* [Job] Each record is to be printed again precisely as it reads.

Collected data entries:
--- Start ---

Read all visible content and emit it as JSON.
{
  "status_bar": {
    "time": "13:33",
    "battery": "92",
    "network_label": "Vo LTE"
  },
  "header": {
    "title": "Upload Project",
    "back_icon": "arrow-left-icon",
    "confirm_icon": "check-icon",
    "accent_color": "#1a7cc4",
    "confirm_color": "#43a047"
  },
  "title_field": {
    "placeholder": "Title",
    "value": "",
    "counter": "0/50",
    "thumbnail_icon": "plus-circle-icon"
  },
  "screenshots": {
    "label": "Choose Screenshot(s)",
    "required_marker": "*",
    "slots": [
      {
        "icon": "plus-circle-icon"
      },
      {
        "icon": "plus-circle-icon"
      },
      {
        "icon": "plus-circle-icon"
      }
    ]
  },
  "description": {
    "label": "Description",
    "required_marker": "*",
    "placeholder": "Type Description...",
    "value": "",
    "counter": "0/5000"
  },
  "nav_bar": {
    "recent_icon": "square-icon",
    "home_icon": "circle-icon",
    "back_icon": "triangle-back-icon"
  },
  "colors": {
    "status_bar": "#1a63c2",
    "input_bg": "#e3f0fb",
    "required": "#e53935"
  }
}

--- End ---

* [Solution]
Read all visible content and emit it as JSON.
{
  "status_bar": {
    "time": "13:33",
    "battery": "92",
    "network_label": "Vo LTE"
  },
  "header": {
    "title": "Upload Project",
    "back_icon": "arrow-left-icon",
    "confirm_icon": "check-icon",
    "accent_color": "#1a7cc4",
    "confirm_color": "#43a047"
  },
  "title_field": {
    "placeholder": "Title",
    "value": "",
    "counter": "0/50",
    "thumbnail_icon": "plus-circle-icon"
  },
  "screenshots": {
    "label": "Choose Screenshot(s)",
    "required_marker": "*",
    "slots": [
      {
        "icon": "plus-circle-icon"
      },
      {
        "icon": "plus-circle-icon"
      },
      {
        "icon": "plus-circle-icon"
      }
    ]
  },
  "description": {
    "label": "Description",
    "required_marker": "*",
    "placeholder": "Type Description...",
    "value": "",
    "counter": "0/5000"
  },
  "nav_bar": {
    "recent_icon": "square-icon",
    "home_icon": "circle-icon",
    "back_icon": "triangle-back-icon"
  },
  "colors": {
    "status_bar": "#1a63c2",
    "input_bg": "#e3f0fb",
    "required": "#e53935"
  }
}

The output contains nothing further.